* **Stated goal**: Using the records provided below, locate and copy each line that contains the word "вмѣсто".

● ● ● ● ● ● ●

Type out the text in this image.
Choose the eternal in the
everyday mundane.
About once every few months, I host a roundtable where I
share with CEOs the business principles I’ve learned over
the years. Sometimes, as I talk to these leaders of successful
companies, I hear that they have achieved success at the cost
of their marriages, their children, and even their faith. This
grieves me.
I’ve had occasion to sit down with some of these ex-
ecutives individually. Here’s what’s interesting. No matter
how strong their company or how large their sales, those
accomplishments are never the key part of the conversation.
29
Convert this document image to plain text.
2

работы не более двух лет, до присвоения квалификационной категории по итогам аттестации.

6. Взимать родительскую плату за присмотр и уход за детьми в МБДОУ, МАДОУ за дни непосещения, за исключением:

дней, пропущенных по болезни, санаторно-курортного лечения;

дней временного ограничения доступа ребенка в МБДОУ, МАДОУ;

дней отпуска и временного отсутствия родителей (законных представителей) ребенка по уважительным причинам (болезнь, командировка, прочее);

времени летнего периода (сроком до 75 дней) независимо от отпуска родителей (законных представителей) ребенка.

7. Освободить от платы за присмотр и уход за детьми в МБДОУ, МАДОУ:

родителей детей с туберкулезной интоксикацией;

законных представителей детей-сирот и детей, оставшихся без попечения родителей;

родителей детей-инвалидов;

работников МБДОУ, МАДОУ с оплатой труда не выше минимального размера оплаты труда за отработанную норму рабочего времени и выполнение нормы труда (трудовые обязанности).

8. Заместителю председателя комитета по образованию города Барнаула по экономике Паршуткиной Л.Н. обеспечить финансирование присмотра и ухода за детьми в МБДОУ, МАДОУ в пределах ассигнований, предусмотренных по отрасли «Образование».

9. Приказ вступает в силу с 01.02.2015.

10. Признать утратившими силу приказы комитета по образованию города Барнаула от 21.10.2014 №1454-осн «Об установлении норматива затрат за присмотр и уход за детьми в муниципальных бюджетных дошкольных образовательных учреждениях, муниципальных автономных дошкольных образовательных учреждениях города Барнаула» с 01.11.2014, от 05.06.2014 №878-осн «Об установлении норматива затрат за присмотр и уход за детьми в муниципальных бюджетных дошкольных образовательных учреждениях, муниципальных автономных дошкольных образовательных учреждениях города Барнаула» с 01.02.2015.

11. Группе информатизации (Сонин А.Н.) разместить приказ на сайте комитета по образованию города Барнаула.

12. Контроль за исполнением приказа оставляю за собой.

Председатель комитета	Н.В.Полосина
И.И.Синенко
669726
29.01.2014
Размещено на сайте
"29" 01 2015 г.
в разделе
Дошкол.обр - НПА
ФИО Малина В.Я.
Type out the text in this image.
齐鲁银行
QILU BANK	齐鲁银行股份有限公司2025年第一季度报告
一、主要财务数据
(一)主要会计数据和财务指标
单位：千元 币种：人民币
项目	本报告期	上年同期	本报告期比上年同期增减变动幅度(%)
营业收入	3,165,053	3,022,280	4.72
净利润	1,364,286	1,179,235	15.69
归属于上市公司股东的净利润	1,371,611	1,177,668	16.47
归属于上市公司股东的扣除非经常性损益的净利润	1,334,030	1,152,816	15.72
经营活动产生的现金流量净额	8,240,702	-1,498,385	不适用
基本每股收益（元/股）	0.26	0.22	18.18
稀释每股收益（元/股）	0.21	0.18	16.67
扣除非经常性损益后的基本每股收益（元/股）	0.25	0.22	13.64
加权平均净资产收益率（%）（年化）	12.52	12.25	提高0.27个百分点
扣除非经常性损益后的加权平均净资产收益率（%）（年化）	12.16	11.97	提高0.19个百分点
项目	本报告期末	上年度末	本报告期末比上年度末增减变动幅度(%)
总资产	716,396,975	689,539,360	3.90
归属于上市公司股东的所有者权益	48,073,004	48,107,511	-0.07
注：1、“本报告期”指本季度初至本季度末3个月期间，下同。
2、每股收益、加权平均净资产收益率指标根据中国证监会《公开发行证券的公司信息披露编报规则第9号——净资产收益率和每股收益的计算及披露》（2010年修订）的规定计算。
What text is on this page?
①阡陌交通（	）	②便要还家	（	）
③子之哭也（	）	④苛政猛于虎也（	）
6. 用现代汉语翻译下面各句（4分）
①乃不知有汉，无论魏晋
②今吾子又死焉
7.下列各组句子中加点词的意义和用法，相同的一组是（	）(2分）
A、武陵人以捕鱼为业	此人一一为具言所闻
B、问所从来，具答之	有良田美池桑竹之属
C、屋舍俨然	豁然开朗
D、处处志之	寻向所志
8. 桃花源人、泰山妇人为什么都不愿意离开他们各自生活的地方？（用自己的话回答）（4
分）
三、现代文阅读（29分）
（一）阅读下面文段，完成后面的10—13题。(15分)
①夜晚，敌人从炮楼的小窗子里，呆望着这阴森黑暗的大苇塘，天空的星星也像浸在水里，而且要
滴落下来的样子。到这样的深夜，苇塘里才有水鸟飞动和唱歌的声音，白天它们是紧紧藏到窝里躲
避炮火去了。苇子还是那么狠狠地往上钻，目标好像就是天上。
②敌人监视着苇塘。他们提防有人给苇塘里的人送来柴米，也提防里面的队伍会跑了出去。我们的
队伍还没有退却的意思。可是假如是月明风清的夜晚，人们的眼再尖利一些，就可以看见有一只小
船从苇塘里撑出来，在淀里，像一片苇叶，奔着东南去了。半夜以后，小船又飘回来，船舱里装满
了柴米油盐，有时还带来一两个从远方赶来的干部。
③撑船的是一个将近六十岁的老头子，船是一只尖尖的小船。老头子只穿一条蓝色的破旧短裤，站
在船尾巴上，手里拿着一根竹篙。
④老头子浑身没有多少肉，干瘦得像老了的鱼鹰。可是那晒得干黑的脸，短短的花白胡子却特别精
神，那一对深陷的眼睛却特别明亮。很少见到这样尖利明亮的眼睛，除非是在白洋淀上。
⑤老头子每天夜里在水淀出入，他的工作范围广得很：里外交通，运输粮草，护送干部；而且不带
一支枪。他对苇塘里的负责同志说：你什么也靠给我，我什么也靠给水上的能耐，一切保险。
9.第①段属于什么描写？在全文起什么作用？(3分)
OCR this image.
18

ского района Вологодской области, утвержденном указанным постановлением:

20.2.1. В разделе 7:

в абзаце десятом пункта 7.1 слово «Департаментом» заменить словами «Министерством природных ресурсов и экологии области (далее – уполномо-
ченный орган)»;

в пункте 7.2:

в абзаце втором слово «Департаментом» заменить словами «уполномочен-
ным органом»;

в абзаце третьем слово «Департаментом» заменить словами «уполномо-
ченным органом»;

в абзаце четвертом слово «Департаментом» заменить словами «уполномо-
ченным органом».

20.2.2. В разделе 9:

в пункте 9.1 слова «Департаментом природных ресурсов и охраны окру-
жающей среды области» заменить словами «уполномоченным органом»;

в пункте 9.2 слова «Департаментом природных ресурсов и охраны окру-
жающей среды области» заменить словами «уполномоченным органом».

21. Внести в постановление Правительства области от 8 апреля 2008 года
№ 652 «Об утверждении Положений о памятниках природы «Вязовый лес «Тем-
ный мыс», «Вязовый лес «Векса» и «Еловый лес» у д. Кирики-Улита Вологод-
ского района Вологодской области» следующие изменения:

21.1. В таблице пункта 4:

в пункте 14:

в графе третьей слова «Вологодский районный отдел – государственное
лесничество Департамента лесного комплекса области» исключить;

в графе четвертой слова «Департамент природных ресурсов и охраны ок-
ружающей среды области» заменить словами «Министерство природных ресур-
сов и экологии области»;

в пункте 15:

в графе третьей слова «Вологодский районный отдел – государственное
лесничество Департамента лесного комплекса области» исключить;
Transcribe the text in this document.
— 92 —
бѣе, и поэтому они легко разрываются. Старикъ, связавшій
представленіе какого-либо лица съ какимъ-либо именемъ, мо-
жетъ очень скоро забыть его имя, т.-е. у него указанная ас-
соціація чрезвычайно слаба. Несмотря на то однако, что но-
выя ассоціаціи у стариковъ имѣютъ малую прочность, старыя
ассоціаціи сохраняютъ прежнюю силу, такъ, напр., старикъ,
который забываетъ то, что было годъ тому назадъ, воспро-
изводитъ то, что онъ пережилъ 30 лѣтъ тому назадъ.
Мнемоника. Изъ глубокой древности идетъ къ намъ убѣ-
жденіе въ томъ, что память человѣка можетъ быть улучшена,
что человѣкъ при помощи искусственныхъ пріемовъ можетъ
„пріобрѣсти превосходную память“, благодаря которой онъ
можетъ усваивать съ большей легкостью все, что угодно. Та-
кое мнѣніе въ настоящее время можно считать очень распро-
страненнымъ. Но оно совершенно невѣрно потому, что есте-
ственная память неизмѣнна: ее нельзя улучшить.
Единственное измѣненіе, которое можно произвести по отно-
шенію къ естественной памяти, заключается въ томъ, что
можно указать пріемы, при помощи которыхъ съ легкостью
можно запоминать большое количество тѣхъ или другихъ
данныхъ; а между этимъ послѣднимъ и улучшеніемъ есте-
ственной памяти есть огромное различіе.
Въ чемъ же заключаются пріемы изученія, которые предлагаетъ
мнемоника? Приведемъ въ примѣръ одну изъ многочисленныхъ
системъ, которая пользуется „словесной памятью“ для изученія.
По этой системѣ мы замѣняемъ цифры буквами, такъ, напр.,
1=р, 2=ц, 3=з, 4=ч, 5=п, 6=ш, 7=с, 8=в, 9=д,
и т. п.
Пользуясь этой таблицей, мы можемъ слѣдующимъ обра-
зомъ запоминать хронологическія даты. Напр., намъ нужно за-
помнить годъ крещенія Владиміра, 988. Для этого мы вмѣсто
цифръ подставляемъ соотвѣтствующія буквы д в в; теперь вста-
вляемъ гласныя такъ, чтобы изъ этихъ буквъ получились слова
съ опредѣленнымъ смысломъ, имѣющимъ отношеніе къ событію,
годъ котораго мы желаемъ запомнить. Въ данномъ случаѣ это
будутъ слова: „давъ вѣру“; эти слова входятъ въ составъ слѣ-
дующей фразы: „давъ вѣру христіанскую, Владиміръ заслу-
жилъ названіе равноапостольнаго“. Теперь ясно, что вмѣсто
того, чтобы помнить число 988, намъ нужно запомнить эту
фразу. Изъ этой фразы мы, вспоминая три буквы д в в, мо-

● ● ● ● ● ● ●

* **Correct result**:
помнить годъ крещенія Владиміра, 988. Для этого мы вмѣсто
жилъ названіе равноапостольнаго“. Теперь ясно, что вмѣсто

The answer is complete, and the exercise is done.